--- start QUOTED TEXT ---

Uploaded image for project: 'MariaDB Server'
  1. MariaDB Server
  2. MDEV-10420

MariaDB fails to start: WSREP Failed to recover position

    XMLWordPrintable

Details

    Description

      I believe I've found a bug in the systemd/systemctl scripts for MariaDB 10.1.16 on Ubuntu 16.04. None of the service or systemctl commands picked up the wsrep_cluster_address from my config files properly nor could they bootstrap a new cluster no matter what I tried.

      I opened a question on DBA Stack Exchange about it: http://dba.stackexchange.com/q/144691/23088

      I'll cut right to the conclusion: Downgrading to 10.1.14 fixed the problem for me.

      Here are the details:

      I'm using 10.1.16-MariaDB-1~xenial from the official MariaDB apt repository for 10.1 [stable], via the University of Texas mirror: https://downloads.mariadb.org/mariadb/repositories/#mirror=ut-austin&distro=Ubuntu&distro_release=xenial--ubuntu_xenial&version=10.1

      I had a perfectly functioning MariaDB Galera cluster setup on 3 Ubuntu 16.04 servers.

      Then I upgraded them with apt full-upgrade. Now I have nothing.

      The upgrade to 10.1.16 failed, and quickly brought down the whole cluster. I don't have the output, but dpkg failed on setting up mariadb-server and mariadb-server-10.1.

--- end QUOTED TEXT ---

* DIRECTIONS:
- 1) In the MariaDB bug report, what fixed the problem for the reporter?
- 2) Copy the MariaDB bug report word for word from "MariaDB fails to" to "problem for me.".
- 3) Continue the bug report about MariaDB failing to start, picking up after its last sentence.

--- start DATASET CONTENT ---

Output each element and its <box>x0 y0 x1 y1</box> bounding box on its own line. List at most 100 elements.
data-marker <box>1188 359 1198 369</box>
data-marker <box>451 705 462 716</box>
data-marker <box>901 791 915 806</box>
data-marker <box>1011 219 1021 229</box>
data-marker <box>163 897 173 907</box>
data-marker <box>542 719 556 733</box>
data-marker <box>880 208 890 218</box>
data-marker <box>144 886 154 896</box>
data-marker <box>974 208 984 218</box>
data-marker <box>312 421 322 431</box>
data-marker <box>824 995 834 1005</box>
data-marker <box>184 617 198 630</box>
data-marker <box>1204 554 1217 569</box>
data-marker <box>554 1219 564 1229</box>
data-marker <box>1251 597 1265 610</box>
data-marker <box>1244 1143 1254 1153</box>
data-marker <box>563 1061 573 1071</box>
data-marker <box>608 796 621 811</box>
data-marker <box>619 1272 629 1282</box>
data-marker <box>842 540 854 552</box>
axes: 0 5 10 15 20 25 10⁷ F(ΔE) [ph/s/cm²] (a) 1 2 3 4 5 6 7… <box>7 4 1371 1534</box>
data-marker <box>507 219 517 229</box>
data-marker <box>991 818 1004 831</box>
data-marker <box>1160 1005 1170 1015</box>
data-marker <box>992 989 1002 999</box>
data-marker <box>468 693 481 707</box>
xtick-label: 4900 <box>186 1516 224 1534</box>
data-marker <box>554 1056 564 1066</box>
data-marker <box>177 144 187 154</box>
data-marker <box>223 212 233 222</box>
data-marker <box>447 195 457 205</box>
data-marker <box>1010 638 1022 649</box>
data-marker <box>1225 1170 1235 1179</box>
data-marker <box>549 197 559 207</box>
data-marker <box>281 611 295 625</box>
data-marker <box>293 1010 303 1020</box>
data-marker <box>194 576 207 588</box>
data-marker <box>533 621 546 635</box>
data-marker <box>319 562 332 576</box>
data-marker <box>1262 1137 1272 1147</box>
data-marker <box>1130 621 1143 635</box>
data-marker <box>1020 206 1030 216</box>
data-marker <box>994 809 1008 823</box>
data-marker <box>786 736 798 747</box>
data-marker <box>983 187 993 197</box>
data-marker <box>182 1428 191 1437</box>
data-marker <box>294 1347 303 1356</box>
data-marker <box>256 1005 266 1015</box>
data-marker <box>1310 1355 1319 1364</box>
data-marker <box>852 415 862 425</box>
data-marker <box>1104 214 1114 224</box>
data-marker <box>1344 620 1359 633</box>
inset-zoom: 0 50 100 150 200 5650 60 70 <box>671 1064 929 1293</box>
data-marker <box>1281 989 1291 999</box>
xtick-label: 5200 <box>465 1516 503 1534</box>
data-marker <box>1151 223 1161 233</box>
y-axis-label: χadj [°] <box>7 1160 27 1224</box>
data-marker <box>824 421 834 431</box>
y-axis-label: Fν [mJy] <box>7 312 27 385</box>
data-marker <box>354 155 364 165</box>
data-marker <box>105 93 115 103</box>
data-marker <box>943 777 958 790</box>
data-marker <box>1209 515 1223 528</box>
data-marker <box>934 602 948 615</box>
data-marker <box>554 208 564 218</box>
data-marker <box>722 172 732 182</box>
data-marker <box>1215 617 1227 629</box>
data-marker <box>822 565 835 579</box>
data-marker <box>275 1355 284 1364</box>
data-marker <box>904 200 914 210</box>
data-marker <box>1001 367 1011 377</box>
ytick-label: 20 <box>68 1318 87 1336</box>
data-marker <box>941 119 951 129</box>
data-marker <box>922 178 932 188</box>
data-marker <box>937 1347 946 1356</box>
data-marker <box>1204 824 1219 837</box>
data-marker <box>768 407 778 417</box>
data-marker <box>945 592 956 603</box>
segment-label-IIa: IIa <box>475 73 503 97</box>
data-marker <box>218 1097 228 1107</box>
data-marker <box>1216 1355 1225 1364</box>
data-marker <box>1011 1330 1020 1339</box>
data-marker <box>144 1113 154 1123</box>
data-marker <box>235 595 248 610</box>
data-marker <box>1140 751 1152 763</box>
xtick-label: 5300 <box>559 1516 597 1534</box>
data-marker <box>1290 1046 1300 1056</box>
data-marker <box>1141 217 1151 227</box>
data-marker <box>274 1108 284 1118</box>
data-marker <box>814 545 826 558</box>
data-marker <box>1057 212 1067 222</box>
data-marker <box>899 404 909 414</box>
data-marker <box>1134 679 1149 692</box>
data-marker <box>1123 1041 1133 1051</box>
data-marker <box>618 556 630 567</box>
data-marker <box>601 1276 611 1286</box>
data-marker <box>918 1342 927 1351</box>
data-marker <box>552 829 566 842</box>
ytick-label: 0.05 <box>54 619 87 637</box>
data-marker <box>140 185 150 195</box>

--- end DATASET CONTENT ---

* ANSWERS GIVEN:
- 1) Downgrading to 10.1.14.

- 2)
MariaDB fails to start: WSREP Failed to recover position

    XMLWordPrintable

Details

    Description

      I believe I've found a bug in the systemd/systemctl scripts for MariaDB 10.1.16 on Ubuntu 16.04. None of the service or systemctl commands picked up the wsrep_cluster_address from my config files properly nor could they bootstrap a new cluster no matter what I tried.

      I opened a question on DBA Stack Exchange about it: http://dba.stackexchange.com/q/144691/23088

      I'll cut right to the conclusion: Downgrading to 10.1.14 fixed the problem for me.

- 3)
      I have backups, so I purged all traces of MariaDB/MySQL/Galera from my servers (including removing /var/lib/mysql/, /etc/mysql/, and /var/log/mysql/) and started over. However, now, with a clean install on each server, none of the standard system startup scripts work. I suspect this is why the upgrade process through apt failed, too.

      I've tried each of the following on my first node:

      galera_new_cluster
      service mysql bootstrap
      service mysql bootstrap --wsrep-new-cluster
      service mysql bootstrap --wsrep-cluster-address="gcomm://"
      service mysql start
      service mysql start --wsrep-new-cluster
      service mysql start --wsrep-cluster-address="gcomm://"
      systemctl start mariadb
      systemctl start mariadb --wsrep-new-cluster
      systemctl start mariadb --wsrep-cluster-address="gcomm://"
      

      Every single one gives me the same output:

      Job for mariadb.service failed because the control process exited with error code. See "systemctl status mariadb.service" and "journalctl -xe" for details.
      

      systemctl status mariadb.service:

      ● mariadb.service - MariaDB database server
         Loaded: loaded (/lib/systemd/system/mariadb.service; enabled; vendor preset: enabled)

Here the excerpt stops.